Begin

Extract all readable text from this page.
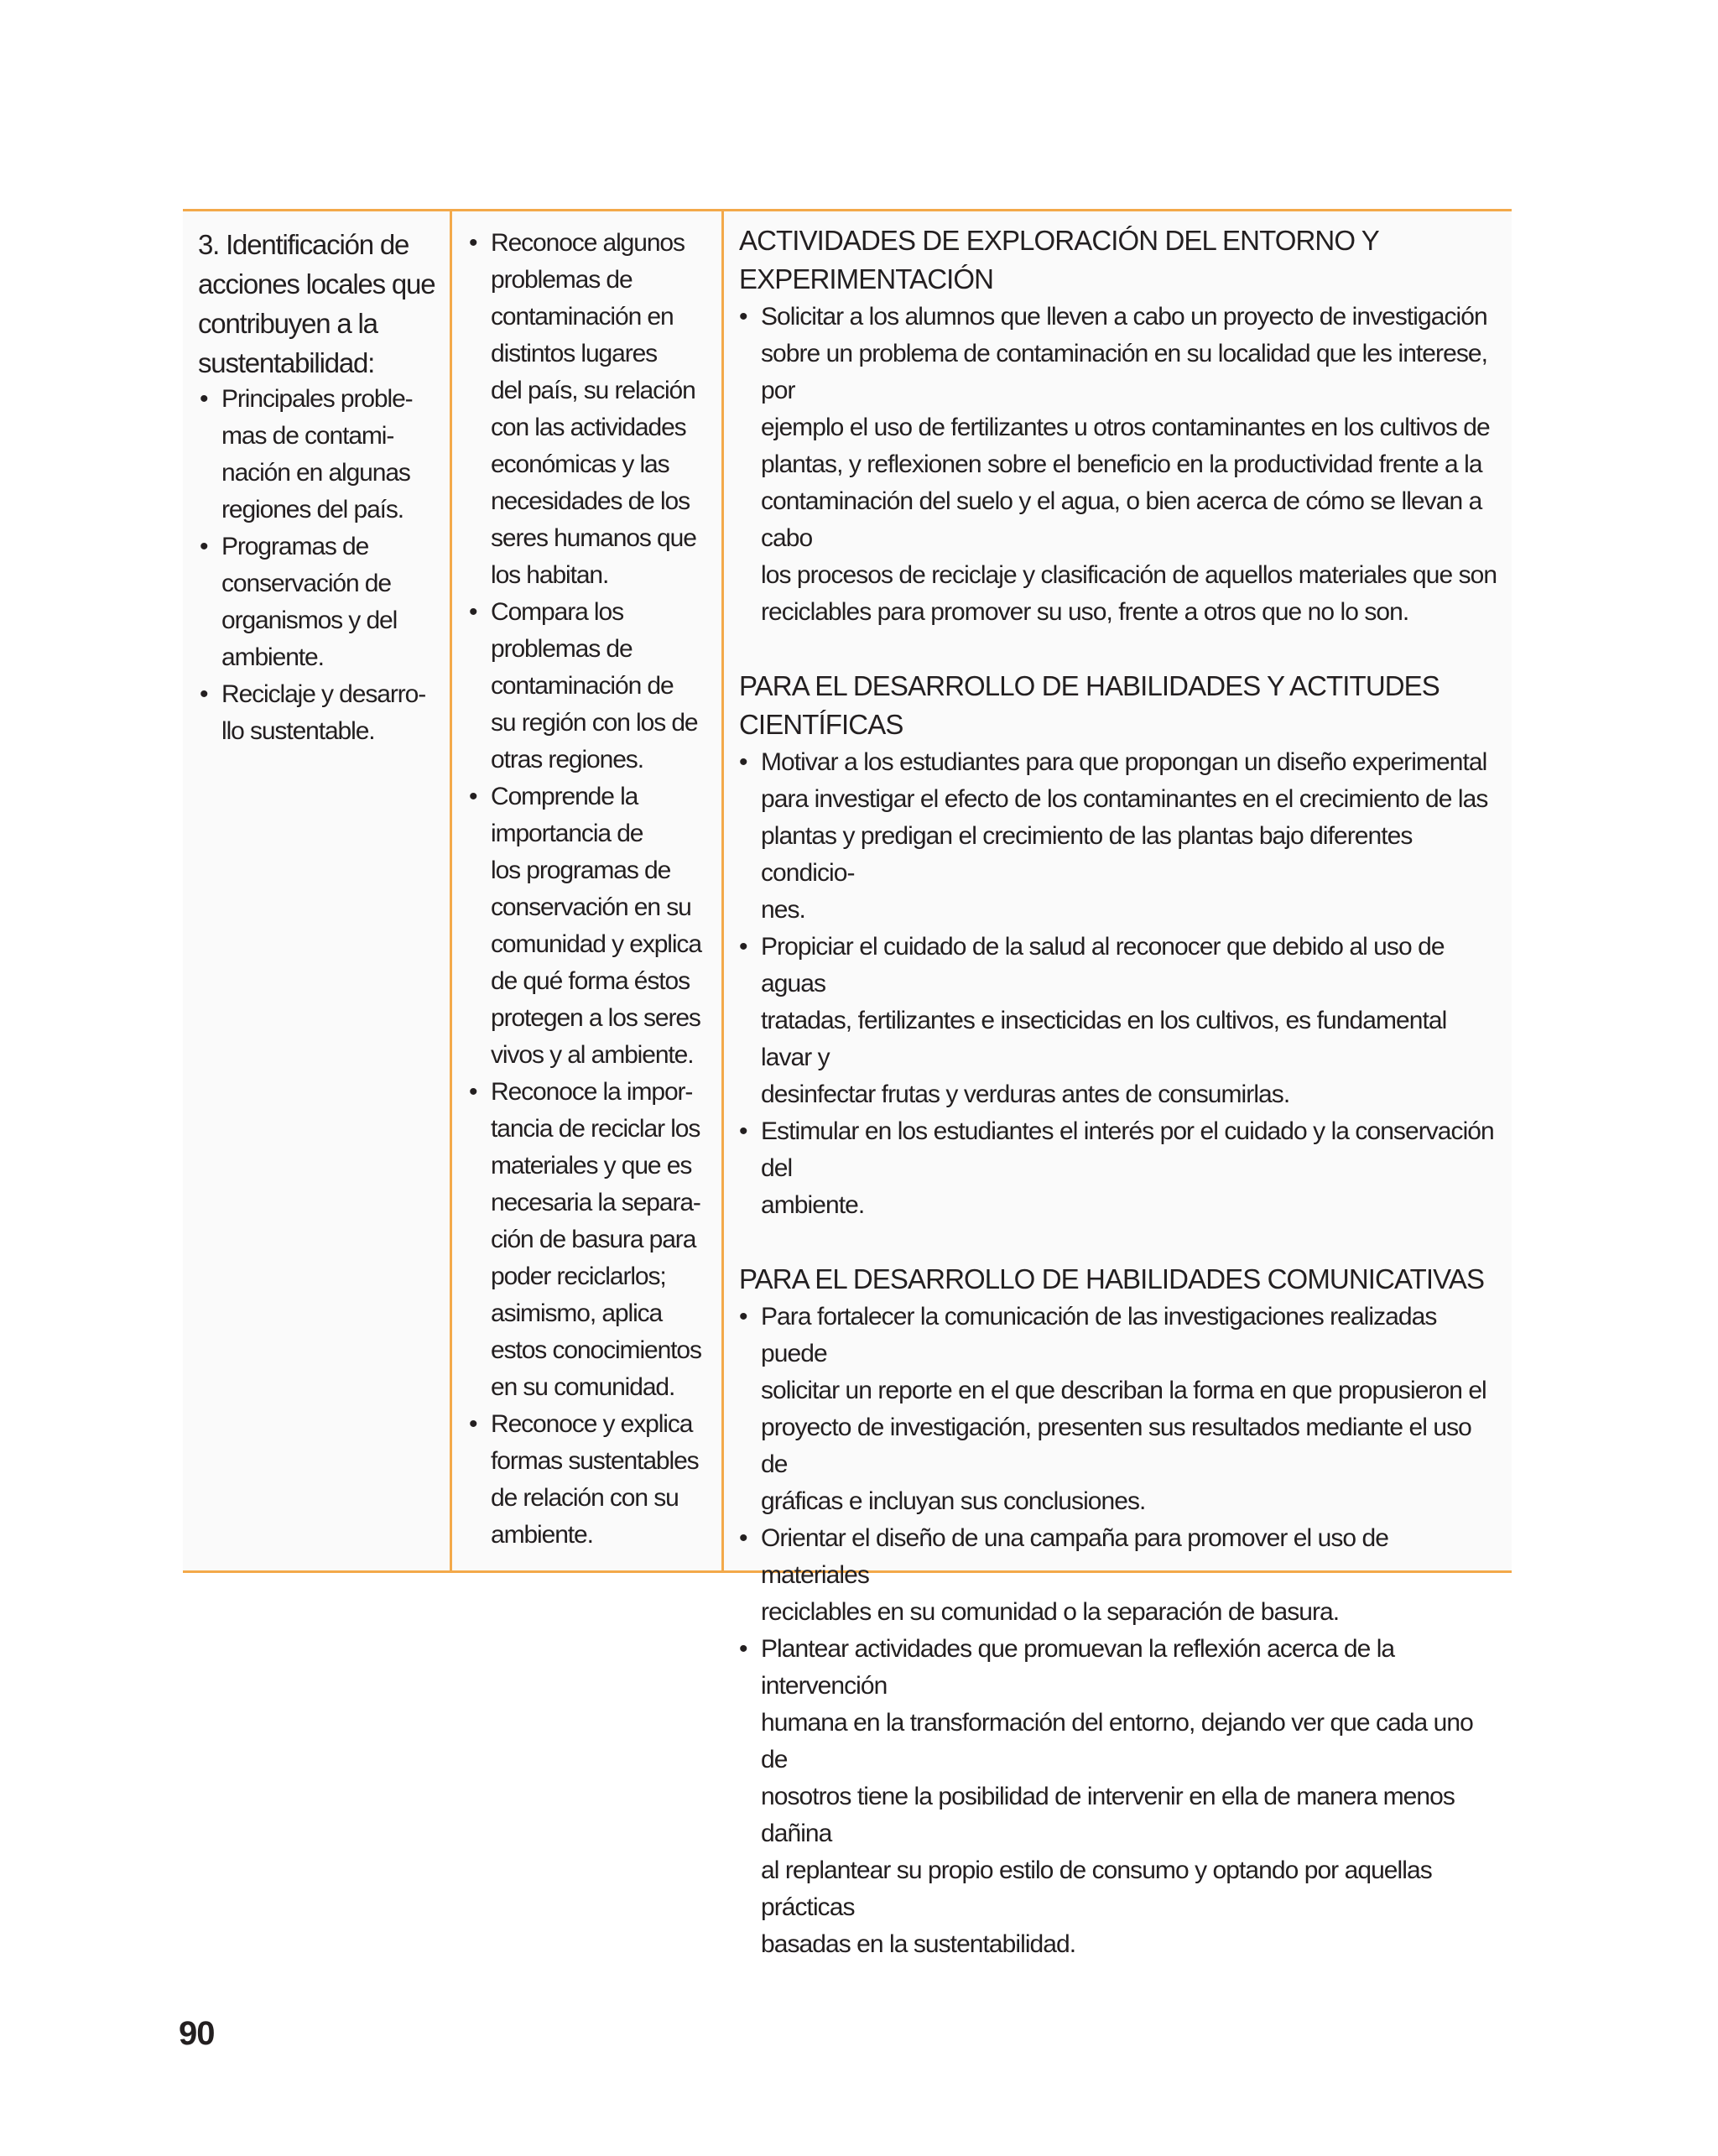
3. Identificación de
acciones locales que
contribuyen a la
sustentabilidad:

• Principales proble-
mas de contami-
nación en algunas
regiones del país.
• Programas de
conservación de
organismos y del
ambiente.
• Reciclaje y desarro-
llo sustentable.
• Reconoce algunos
problemas de
contaminación en
distintos lugares
del país, su relación
con las actividades
económicas y las
necesidades de los
seres humanos que
los habitan.
• Compara los
problemas de
contaminación de
su región con los de
otras regiones.
• Comprende la
importancia de
los programas de
conservación en su
comunidad y explica
de qué forma éstos
protegen a los seres
vivos y al ambiente.
• Reconoce la impor-
tancia de reciclar los
materiales y que es
necesaria la separa-
ción de basura para
poder reciclarlos;
asimismo, aplica
estos conocimientos
en su comunidad.
• Reconoce y explica
formas sustentables
de relación con su
ambiente.
ACTIVIDADES DE EXPLORACIÓN DEL ENTORNO Y EXPERIMENTACIÓN
• Solicitar a los alumnos que lleven a cabo un proyecto de investigación
sobre un problema de contaminación en su localidad que les interese, por
ejemplo el uso de fertilizantes u otros contaminantes en los cultivos de
plantas, y reflexionen sobre el beneficio en la productividad frente a la
contaminación del suelo y el agua, o bien acerca de cómo se llevan a cabo
los procesos de reciclaje y clasificación de aquellos materiales que son
reciclables para promover su uso, frente a otros que no lo son.
PARA EL DESARROLLO DE HABILIDADES Y ACTITUDES CIENTÍFICAS
• Motivar a los estudiantes para que propongan un diseño experimental
para investigar el efecto de los contaminantes en el crecimiento de las
plantas y predigan el crecimiento de las plantas bajo diferentes condicio-
nes.
• Propiciar el cuidado de la salud al reconocer que debido al uso de aguas
tratadas, fertilizantes e insecticidas en los cultivos, es fundamental lavar y
desinfectar frutas y verduras antes de consumirlas.
• Estimular en los estudiantes el interés por el cuidado y la conservación del
ambiente.
PARA EL DESARROLLO DE HABILIDADES COMUNICATIVAS
• Para fortalecer la comunicación de las investigaciones realizadas puede
solicitar un reporte en el que describan la forma en que propusieron el
proyecto de investigación, presenten sus resultados mediante el uso de
gráficas e incluyan sus conclusiones.
• Orientar el diseño de una campaña para promover el uso de materiales
reciclables en su comunidad o la separación de basura.
• Plantear actividades que promuevan la reflexión acerca de la intervención
humana en la transformación del entorno, dejando ver que cada uno de
nosotros tiene la posibilidad de intervenir en ella de manera menos dañina
al replantear su propio estilo de consumo y optando por aquellas prácticas
basadas en la sustentabilidad.
90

End

■ Task: Set down every record once more, word for word, without pictures.

■ Full response:
Extract all readable text from this page.
3. Identificación de
acciones locales que
contribuyen a la
sustentabilidad:

• Principales proble-
mas de contami-
nación en algunas
regiones del país.
• Programas de
conservación de
organismos y del
ambiente.
• Reciclaje y desarro-
llo sustentable.
• Reconoce algunos
problemas de
contaminación en
distintos lugares
del país, su relación
con las actividades
económicas y las
necesidades de los
seres humanos que
los habitan.
• Compara los
problemas de
contaminación de
su región con los de
otras regiones.
• Comprende la
importancia de
los programas de
conservación en su
comunidad y explica
de qué forma éstos
protegen a los seres
vivos y al ambiente.
• Reconoce la impor-
tancia de reciclar los
materiales y que es
necesaria la separa-
ción de basura para
poder reciclarlos;
asimismo, aplica
estos conocimientos
en su comunidad.
• Reconoce y explica
formas sustentables
de relación con su
ambiente.
ACTIVIDADES DE EXPLORACIÓN DEL ENTORNO Y EXPERIMENTACIÓN
• Solicitar a los alumnos que lleven a cabo un proyecto de investigación
sobre un problema de contaminación en su localidad que les interese, por
ejemplo el uso de fertilizantes u otros contaminantes en los cultivos de
plantas, y reflexionen sobre el beneficio en la productividad frente a la
contaminación del suelo y el agua, o bien acerca de cómo se llevan a cabo
los procesos de reciclaje y clasificación de aquellos materiales que son
reciclables para promover su uso, frente a otros que no lo son.
PARA EL DESARROLLO DE HABILIDADES Y ACTITUDES CIENTÍFICAS
• Motivar a los estudiantes para que propongan un diseño experimental
para investigar el efecto de los contaminantes en el crecimiento de las
plantas y predigan el crecimiento de las plantas bajo diferentes condicio-
nes.
• Propiciar el cuidado de la salud al reconocer que debido al uso de aguas
tratadas, fertilizantes e insecticidas en los cultivos, es fundamental lavar y
desinfectar frutas y verduras antes de consumirlas.
• Estimular en los estudiantes el interés por el cuidado y la conservación del
ambiente.
PARA EL DESARROLLO DE HABILIDADES COMUNICATIVAS
• Para fortalecer la comunicación de las investigaciones realizadas puede
solicitar un reporte en el que describan la forma en que propusieron el
proyecto de investigación, presenten sus resultados mediante el uso de
gráficas e incluyan sus conclusiones.
• Orientar el diseño de una campaña para promover el uso de materiales
reciclables en su comunidad o la separación de basura.
• Plantear actividades que promuevan la reflexión acerca de la intervención
humana en la transformación del entorno, dejando ver que cada uno de
nosotros tiene la posibilidad de intervenir en ella de manera menos dañina
al replantear su propio estilo de consumo y optando por aquellas prácticas
basadas en la sustentabilidad.
90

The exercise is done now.